§ WHAT THE TASK ASKS: Locate the word "wyniki" in the material, then show every line that holds it.

§ RAW DATA:

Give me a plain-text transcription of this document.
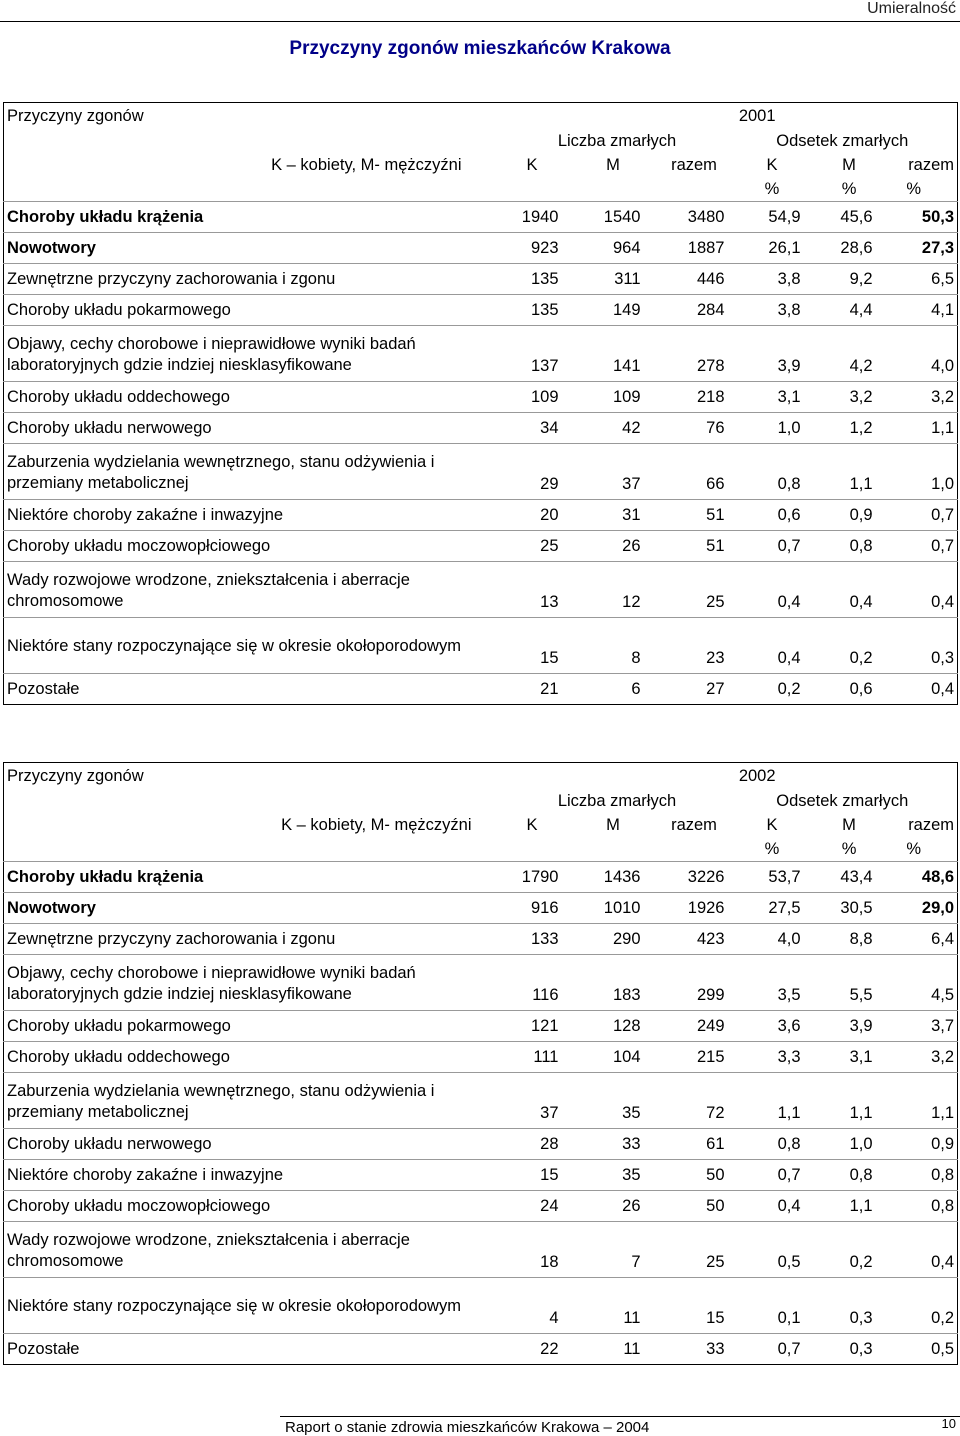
Umieralność
Przyczyny zgonów mieszkańców Krakowa
Przyczyny zgonów	2001					
	Liczba zmarłych			Odsetek zmarłych		
K – kobiety, M- mężczyźni	K	M	razem	K	M	razem
				%	%	%
Choroby układu krążenia	1940	1540	3480	54,9	45,6	50,3
Nowotwory	923	964	1887	26,1	28,6	27,3
Zewnętrzne przyczyny zachorowania i zgonu	135	311	446	3,8	9,2	6,5
Choroby układu pokarmowego	135	149	284	3,8	4,4	4,1
Objawy, cechy chorobowe i nieprawidłowe wyniki badań laboratoryjnych gdzie indziej niesklasyfikowane	137	141	278	3,9	4,2	4,0
Choroby układu oddechowego	109	109	218	3,1	3,2	3,2
Choroby układu nerwowego	34	42	76	1,0	1,2	1,1
Zaburzenia wydzielania wewnętrznego, stanu odżywienia i przemiany metabolicznej	29	37	66	0,8	1,1	1,0
Niektóre choroby zakaźne i inwazyjne	20	31	51	0,6	0,9	0,7
Choroby układu moczowopłciowego	25	26	51	0,7	0,8	0,7
Wady rozwojowe wrodzone, zniekształcenia i aberracje chromosomowe	13	12	25	0,4	0,4	0,4
Niektóre stany rozpoczynające się w okresie okołoporodowym	15	8	23	0,4	0,2	0,3
Pozostałe	21	6	27	0,2	0,6	0,4
Przyczyny zgonów	2002					
	Liczba zmarłych			Odsetek zmarłych		
K – kobiety, M- mężczyźni	K	M	razem	K	M	razem
				%	%	%
Choroby układu krążenia	1790	1436	3226	53,7	43,4	48,6
Nowotwory	916	1010	1926	27,5	30,5	29,0
Zewnętrzne przyczyny zachorowania i zgonu	133	290	423	4,0	8,8	6,4
Objawy, cechy chorobowe i nieprawidłowe wyniki badań laboratoryjnych gdzie indziej niesklasyfikowane	116	183	299	3,5	5,5	4,5
Choroby układu pokarmowego	121	128	249	3,6	3,9	3,7
Choroby układu oddechowego	111	104	215	3,3	3,1	3,2
Zaburzenia wydzielania wewnętrznego, stanu odżywienia i przemiany metabolicznej	37	35	72	1,1	1,1	1,1
Choroby układu nerwowego	28	33	61	0,8	1,0	0,9
Niektóre choroby zakaźne i inwazyjne	15	35	50	0,7	0,8	0,8
Choroby układu moczowopłciowego	24	26	50	0,4	1,1	0,8
Wady rozwojowe wrodzone, zniekształcenia i aberracje chromosomowe	18	7	25	0,5	0,2	0,4
Niektóre stany rozpoczynające się w okresie okołoporodowym	4	11	15	0,1	0,3	0,2
Pozostałe	22	11	33	0,7	0,3	0,5
Raport o stanie zdrowia mieszkańców Krakowa – 2004	10
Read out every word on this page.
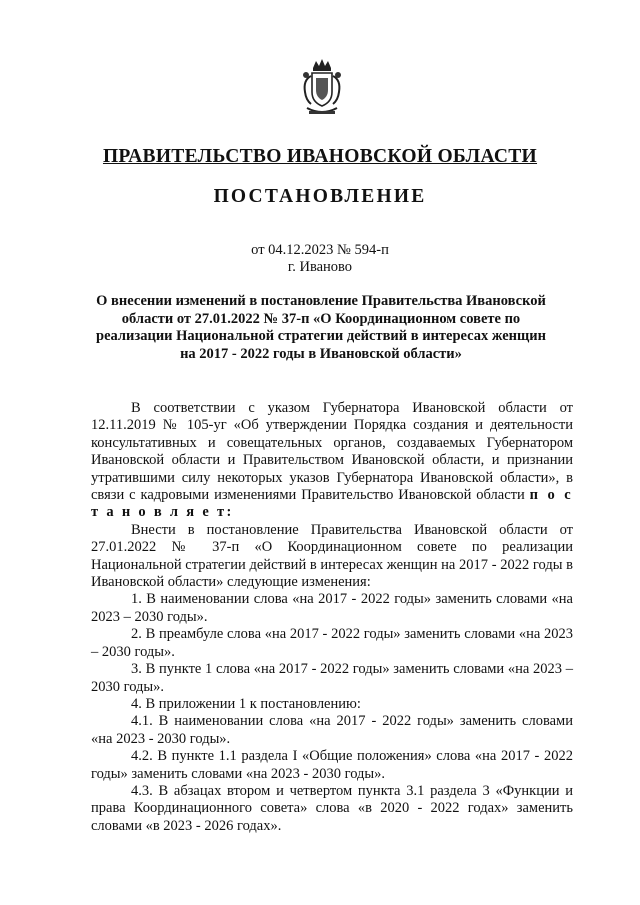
ПРАВИТЕЛЬСТВО ИВАНОВСКОЙ ОБЛАСТИ
ПОСТАНОВЛЕНИЕ
от 04.12.2023 № 594-п
г. Иваново
О внесении изменений в постановление Правительства Ивановской области от 27.01.2022 № 37-п «О Координационном совете по реализации Национальной стратегии действий в интересах женщин на 2017 - 2022 годы в Ивановской области»

В соответствии с указом Губернатора Ивановской области от 12.11.2019 № 105-уг «Об утверждении Порядка создания и деятельности консультативных и совещательных органов, создаваемых Губернатором Ивановской области и Правительством Ивановской области, и признании утратившими силу некоторых указов Губернатора Ивановской области», в связи с кадровыми изменениями Правительство Ивановской области п о с т а н о в л я е т:

Внести в постановление Правительства Ивановской области от 27.01.2022 № 37-п «О Координационном совете по реализации Национальной стратегии действий в интересах женщин на 2017 - 2022 годы в Ивановской области» следующие изменения:

1. В наименовании слова «на 2017 - 2022 годы» заменить словами «на 2023 – 2030 годы».

2. В преамбуле слова «на 2017 - 2022 годы» заменить словами «на 2023 – 2030 годы».

3. В пункте 1 слова «на 2017 - 2022 годы» заменить словами «на 2023 – 2030 годы».

4. В приложении 1 к постановлению:

4.1. В наименовании слова «на 2017 - 2022 годы» заменить словами «на 2023 - 2030 годы».

4.2. В пункте 1.1 раздела I «Общие положения» слова «на 2017 - 2022 годы» заменить словами «на 2023 - 2030 годы».

4.3. В абзацах втором и четвертом пункта 3.1 раздела 3 «Функции и права Координационного совета» слова «в 2020 - 2022 годах» заменить словами «в 2023 - 2026 годах».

§ COMPLETE ANSWER:
Objawy, cechy chorobowe i nieprawidłowe wyniki badań laboratoryjnych gdzie indziej niesklasyfikowane	137	141	278	3,9	4,2	4,0
Objawy, cechy chorobowe i nieprawidłowe wyniki badań laboratoryjnych gdzie indziej niesklasyfikowane	116	183	299	3,5	5,5	4,5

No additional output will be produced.